What you have to do
Collect all lines containing the word "arcmin" from the data.
☆ ☆ ☆ ☆
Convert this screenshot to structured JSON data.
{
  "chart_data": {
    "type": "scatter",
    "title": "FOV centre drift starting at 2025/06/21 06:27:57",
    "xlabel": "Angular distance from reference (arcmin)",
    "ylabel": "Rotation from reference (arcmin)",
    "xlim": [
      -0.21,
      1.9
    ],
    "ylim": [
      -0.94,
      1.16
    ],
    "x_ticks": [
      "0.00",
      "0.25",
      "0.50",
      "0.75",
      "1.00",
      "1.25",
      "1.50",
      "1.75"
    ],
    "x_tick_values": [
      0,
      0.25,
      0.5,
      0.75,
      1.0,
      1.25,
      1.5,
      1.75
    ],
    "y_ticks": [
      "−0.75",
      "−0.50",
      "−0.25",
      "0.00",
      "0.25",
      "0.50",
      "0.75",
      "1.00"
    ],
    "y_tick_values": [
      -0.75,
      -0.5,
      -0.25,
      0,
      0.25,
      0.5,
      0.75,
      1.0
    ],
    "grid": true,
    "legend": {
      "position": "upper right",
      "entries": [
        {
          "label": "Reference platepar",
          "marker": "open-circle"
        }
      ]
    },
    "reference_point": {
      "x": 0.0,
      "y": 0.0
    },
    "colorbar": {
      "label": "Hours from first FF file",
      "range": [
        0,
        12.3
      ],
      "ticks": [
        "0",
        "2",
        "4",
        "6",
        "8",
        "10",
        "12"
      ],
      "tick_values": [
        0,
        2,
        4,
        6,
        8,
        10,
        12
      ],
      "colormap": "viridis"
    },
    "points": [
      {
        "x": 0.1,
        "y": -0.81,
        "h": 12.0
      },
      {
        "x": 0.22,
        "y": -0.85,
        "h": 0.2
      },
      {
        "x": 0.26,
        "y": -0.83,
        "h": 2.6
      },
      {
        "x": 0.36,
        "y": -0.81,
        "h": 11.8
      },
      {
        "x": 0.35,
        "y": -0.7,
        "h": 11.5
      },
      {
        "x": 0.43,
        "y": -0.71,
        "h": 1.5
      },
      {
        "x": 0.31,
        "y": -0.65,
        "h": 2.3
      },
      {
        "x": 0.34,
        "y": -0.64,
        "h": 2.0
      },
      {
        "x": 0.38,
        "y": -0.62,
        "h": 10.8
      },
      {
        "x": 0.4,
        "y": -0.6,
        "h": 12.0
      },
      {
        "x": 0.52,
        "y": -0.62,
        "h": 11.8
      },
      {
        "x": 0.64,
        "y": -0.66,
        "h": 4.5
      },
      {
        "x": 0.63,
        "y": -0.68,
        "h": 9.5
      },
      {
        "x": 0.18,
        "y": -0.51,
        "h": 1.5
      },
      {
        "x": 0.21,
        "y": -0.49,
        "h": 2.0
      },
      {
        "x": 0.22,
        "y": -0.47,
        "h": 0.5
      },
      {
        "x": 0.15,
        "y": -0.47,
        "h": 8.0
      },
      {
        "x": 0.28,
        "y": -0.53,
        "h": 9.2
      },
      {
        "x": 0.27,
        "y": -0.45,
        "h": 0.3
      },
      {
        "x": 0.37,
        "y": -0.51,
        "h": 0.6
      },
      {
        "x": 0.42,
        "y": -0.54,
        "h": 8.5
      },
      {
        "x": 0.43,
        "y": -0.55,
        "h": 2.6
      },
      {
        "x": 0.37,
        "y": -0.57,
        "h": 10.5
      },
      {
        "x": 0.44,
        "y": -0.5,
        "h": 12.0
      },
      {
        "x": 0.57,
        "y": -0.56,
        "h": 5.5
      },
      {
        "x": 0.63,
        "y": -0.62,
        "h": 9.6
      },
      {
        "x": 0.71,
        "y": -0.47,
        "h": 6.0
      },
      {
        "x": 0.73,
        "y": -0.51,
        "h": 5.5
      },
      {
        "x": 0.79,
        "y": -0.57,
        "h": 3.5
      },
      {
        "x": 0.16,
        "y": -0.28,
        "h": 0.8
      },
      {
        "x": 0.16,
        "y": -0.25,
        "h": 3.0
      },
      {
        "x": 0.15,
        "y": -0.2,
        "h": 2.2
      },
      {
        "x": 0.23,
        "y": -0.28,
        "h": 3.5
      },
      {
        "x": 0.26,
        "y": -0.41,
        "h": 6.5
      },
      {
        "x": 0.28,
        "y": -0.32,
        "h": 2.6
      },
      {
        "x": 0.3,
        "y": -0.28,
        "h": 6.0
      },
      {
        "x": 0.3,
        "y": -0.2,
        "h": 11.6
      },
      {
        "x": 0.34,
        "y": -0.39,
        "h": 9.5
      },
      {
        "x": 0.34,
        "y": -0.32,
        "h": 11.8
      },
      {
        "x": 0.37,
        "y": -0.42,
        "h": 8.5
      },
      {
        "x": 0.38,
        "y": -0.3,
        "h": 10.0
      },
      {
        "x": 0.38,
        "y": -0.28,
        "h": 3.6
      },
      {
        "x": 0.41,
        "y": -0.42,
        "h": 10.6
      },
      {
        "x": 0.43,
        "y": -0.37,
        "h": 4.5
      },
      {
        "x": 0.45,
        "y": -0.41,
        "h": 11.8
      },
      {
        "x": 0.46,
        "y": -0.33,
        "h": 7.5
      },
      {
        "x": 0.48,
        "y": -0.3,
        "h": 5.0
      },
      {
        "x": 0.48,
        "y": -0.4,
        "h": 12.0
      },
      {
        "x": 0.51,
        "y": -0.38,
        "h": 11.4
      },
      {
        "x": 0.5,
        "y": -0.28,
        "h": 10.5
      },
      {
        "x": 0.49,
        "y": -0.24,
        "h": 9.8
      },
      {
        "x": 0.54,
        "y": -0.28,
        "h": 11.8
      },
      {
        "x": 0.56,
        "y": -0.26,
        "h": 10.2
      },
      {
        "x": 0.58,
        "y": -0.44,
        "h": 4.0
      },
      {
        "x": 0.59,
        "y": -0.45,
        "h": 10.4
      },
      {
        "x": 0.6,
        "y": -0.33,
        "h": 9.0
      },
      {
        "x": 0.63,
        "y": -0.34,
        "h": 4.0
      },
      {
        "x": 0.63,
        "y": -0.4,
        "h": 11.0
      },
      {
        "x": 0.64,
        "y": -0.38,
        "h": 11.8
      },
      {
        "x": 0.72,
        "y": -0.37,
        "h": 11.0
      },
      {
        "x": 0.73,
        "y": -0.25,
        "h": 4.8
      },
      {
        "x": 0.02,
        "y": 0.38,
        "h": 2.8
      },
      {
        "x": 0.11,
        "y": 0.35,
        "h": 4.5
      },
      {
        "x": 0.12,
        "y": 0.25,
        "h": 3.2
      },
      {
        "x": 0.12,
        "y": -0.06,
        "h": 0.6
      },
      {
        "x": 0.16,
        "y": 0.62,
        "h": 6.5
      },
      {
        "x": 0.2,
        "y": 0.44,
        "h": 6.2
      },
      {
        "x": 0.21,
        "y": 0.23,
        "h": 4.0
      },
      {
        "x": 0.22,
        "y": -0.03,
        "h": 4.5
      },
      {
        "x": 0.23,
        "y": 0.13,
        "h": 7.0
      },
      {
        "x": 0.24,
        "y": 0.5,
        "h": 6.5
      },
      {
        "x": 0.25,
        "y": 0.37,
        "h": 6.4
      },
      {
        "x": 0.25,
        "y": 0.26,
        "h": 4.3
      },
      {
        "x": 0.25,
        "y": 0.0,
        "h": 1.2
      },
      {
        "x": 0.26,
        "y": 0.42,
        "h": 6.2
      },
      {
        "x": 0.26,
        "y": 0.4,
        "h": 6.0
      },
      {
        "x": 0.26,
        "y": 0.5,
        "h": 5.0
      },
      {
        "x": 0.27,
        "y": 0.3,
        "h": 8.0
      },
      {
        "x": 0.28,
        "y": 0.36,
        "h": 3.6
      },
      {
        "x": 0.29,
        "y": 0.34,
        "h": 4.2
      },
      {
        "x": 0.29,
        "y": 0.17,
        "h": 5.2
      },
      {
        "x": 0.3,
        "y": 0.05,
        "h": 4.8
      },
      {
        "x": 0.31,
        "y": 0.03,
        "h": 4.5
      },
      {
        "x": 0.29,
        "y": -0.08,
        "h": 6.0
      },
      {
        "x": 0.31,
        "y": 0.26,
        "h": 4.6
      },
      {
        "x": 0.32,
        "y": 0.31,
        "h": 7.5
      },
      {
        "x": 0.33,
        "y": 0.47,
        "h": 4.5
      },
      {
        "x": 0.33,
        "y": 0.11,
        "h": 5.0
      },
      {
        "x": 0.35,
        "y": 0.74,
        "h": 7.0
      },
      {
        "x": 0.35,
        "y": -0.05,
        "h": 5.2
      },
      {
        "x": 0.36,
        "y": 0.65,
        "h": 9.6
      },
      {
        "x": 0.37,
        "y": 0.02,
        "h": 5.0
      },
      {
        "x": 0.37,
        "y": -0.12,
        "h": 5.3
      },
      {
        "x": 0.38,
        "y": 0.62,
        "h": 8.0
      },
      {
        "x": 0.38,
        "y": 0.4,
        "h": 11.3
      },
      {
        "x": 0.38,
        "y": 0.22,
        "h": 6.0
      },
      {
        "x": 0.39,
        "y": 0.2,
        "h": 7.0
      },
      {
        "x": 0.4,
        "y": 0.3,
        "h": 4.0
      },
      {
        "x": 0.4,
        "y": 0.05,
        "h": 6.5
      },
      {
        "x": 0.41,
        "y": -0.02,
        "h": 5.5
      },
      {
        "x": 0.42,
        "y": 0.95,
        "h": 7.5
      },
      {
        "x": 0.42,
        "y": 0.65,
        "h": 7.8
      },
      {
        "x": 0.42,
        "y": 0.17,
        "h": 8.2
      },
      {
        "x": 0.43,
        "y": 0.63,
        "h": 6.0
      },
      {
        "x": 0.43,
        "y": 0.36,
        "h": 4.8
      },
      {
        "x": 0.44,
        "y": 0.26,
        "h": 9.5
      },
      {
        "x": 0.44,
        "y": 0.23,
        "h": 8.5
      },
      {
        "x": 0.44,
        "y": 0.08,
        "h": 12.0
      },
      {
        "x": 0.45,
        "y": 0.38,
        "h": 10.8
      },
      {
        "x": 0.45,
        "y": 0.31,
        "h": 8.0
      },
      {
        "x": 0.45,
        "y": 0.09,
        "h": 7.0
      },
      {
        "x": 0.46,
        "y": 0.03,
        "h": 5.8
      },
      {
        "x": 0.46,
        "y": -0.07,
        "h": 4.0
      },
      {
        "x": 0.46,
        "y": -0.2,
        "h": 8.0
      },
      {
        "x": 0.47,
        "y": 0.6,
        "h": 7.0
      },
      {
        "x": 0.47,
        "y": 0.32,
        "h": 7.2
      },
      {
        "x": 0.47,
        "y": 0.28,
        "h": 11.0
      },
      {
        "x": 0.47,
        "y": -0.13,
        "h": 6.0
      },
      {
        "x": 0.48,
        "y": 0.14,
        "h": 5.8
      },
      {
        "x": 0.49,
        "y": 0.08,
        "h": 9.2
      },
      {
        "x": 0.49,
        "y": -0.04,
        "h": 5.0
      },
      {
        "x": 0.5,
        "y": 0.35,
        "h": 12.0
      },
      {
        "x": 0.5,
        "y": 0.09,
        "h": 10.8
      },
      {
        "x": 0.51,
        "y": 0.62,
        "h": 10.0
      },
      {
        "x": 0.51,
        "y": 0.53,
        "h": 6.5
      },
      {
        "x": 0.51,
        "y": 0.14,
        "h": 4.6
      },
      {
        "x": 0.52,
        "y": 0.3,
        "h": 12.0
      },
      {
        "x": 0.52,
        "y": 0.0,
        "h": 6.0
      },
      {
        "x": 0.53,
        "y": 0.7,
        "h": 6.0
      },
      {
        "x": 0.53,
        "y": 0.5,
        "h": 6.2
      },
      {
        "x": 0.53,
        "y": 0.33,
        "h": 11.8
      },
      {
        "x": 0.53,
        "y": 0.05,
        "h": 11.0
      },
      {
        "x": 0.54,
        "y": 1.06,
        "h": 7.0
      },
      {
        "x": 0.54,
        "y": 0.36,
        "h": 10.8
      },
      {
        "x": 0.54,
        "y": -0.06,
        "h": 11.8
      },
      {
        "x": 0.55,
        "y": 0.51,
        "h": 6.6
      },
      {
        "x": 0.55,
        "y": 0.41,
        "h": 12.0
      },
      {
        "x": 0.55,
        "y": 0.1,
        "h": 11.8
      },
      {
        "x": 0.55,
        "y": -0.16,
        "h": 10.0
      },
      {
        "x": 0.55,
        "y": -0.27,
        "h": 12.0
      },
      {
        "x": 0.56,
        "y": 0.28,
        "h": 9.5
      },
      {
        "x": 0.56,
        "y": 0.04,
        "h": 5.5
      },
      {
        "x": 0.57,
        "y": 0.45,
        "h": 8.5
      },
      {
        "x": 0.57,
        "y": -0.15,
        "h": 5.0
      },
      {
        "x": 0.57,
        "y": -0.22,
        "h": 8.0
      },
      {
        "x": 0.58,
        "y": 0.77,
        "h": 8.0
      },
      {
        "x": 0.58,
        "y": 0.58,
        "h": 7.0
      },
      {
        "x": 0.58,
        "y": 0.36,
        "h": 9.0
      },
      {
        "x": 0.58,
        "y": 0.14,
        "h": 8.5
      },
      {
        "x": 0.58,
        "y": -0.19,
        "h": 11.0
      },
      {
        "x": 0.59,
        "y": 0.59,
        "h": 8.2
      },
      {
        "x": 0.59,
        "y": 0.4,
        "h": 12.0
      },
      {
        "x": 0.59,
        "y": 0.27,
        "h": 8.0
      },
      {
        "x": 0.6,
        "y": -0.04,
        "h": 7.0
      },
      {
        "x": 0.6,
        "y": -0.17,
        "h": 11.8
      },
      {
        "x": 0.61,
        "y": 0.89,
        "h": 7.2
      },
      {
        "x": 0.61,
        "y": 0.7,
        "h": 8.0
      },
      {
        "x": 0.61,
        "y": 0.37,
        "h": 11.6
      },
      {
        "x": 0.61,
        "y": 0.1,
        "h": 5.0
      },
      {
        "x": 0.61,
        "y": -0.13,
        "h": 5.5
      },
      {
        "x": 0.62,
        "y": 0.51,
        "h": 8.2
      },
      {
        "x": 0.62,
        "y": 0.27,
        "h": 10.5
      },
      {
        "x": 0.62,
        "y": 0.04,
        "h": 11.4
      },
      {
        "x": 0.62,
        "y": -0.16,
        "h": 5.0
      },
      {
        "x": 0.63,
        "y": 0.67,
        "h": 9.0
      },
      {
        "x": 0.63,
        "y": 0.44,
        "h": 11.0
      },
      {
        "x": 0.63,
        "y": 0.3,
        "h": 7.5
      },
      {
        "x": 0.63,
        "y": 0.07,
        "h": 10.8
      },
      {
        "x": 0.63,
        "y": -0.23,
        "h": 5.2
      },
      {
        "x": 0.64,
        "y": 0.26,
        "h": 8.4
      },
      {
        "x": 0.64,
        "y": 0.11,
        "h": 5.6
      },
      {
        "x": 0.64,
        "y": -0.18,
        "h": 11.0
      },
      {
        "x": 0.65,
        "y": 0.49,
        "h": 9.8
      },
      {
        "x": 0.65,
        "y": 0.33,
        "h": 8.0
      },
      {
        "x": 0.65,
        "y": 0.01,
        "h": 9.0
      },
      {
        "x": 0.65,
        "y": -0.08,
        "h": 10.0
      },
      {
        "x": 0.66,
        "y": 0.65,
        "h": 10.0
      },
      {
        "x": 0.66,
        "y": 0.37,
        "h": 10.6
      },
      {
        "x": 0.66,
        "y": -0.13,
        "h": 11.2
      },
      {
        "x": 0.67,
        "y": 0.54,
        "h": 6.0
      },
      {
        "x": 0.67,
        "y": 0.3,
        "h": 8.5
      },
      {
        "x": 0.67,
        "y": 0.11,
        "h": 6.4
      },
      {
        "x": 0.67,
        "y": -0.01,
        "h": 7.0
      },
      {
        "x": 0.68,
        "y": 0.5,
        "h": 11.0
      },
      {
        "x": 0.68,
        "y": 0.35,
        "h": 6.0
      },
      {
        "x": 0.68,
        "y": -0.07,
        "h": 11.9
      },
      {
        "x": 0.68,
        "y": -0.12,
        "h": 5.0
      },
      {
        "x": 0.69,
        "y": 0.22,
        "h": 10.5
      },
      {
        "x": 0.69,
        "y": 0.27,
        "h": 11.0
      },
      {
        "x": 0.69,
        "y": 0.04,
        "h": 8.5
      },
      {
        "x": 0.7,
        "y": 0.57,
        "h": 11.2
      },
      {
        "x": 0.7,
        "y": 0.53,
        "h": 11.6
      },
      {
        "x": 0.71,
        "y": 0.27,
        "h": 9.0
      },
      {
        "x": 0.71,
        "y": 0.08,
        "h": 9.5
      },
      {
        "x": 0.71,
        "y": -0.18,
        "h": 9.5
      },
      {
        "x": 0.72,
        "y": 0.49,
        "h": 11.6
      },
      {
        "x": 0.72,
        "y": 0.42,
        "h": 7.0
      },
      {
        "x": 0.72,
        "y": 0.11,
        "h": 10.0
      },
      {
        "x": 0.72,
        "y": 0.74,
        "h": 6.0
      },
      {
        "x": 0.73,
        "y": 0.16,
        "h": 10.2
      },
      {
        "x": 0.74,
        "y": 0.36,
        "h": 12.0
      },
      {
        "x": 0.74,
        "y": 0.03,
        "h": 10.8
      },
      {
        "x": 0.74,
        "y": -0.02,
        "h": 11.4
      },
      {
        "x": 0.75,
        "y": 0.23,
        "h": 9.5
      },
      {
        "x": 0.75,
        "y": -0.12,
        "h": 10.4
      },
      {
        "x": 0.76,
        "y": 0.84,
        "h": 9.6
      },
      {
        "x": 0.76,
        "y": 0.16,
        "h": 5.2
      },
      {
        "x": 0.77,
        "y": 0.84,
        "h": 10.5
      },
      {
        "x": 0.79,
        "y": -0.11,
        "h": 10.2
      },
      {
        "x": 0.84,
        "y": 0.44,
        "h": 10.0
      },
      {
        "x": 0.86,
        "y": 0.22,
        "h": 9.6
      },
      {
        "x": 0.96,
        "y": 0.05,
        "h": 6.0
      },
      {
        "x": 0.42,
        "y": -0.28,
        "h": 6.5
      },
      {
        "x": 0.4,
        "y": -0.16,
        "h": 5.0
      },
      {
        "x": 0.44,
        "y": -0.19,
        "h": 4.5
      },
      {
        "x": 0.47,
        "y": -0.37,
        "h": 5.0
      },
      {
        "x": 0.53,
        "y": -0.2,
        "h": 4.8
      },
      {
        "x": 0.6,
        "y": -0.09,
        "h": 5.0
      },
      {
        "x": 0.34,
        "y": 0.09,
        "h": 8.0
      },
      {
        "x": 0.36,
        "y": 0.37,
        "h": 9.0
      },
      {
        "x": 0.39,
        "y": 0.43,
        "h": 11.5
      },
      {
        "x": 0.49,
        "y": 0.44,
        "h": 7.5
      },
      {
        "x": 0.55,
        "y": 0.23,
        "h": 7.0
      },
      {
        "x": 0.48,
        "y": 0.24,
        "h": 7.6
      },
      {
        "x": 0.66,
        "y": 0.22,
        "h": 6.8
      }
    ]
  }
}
☆ ☆ ☆ ☆
Full output
    "xlabel": "Angular distance from reference (arcmin)",
    "ylabel": "Rotation from reference (arcmin)",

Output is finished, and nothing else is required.